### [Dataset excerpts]
·····

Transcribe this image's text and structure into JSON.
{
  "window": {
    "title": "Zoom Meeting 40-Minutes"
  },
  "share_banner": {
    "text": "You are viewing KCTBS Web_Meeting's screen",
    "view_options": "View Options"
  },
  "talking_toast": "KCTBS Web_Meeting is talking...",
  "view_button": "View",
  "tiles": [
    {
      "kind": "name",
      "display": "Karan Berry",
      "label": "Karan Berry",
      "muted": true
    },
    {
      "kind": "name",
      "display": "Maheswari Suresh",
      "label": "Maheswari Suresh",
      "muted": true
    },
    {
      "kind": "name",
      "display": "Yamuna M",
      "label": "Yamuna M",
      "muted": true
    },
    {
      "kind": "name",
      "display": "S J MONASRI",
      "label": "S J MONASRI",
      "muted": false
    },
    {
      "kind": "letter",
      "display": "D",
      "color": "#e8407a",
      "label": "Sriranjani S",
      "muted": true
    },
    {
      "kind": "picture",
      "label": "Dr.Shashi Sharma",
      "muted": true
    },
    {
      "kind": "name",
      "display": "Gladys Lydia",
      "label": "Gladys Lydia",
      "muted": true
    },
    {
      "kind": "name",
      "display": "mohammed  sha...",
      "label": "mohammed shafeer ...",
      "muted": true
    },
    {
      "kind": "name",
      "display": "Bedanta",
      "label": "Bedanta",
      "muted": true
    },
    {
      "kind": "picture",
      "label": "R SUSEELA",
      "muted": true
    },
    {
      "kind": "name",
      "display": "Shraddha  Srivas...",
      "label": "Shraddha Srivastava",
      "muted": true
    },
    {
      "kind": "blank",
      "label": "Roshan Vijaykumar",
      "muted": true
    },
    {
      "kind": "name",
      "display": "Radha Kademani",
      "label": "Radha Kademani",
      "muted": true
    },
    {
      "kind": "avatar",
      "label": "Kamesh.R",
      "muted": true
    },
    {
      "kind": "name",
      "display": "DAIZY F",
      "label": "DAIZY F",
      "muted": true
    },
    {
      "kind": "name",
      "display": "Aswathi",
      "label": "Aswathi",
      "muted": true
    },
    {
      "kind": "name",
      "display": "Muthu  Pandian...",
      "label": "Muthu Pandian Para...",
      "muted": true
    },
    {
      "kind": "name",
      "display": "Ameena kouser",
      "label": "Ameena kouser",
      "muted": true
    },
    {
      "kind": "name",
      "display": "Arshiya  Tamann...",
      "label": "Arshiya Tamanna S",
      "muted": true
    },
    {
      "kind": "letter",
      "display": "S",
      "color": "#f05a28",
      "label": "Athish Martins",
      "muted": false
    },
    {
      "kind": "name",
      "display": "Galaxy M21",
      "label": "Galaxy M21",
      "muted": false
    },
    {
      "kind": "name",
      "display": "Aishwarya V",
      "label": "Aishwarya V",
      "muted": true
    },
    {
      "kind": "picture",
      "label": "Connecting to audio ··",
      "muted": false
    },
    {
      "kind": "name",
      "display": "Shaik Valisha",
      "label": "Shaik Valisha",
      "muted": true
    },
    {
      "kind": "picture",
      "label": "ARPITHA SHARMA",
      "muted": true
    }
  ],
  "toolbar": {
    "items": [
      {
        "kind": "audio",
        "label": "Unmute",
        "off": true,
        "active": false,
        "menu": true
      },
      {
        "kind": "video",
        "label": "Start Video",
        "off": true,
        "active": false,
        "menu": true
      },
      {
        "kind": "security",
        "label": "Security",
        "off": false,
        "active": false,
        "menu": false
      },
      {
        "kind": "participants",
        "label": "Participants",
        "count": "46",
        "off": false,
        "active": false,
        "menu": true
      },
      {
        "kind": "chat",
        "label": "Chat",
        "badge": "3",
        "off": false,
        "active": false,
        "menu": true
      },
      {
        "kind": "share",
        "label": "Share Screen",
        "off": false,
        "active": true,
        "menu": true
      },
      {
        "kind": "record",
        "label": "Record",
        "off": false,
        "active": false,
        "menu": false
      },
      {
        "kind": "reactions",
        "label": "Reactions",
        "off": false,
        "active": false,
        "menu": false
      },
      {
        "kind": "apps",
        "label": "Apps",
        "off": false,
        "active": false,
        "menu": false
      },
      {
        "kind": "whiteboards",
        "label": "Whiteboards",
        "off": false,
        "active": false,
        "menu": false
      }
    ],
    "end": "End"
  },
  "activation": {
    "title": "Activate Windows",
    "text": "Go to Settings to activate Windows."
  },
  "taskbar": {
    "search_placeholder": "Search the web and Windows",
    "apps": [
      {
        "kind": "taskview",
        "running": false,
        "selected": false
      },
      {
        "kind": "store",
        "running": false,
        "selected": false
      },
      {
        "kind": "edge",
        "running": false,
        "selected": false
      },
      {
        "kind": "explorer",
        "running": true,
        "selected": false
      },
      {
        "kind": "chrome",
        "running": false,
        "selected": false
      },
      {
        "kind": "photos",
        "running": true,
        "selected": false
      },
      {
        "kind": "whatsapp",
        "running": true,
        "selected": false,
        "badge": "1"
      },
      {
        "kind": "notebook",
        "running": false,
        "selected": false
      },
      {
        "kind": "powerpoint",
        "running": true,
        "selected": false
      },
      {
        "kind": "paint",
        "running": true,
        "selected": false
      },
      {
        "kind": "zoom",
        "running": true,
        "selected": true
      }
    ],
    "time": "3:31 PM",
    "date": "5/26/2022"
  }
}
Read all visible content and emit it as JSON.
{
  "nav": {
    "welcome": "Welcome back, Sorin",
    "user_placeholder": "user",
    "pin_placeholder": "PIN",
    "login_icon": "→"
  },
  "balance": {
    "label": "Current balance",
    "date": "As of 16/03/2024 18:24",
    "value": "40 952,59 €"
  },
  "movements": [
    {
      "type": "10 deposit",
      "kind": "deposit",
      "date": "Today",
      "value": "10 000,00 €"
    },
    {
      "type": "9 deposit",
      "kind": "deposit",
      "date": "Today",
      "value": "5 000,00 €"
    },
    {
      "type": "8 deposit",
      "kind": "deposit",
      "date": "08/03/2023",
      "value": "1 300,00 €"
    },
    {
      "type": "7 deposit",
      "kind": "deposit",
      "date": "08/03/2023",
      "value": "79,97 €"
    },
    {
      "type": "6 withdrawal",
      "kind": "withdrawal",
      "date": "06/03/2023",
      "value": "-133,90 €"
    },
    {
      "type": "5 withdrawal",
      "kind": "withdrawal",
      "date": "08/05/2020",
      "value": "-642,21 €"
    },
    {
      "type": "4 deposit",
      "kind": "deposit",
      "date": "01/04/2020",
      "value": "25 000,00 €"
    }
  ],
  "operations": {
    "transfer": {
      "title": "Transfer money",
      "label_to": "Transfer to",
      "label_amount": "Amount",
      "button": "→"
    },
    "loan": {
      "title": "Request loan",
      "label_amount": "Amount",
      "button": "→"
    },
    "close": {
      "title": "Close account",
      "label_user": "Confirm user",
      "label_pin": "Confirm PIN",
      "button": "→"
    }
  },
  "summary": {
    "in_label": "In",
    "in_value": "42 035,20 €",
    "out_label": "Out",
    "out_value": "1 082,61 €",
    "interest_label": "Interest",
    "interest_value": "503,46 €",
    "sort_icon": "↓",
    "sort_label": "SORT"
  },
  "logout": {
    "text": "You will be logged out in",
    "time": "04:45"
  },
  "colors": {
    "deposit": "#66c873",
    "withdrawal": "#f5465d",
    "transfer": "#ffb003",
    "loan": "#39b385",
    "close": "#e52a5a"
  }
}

·····

### [Stated problem]
Locate all lines in the listing above with the word "Arshiya" and copy them.

### [Answer in full]
      "display": "Arshiya  Tamann...",
      "label": "Arshiya Tamanna S",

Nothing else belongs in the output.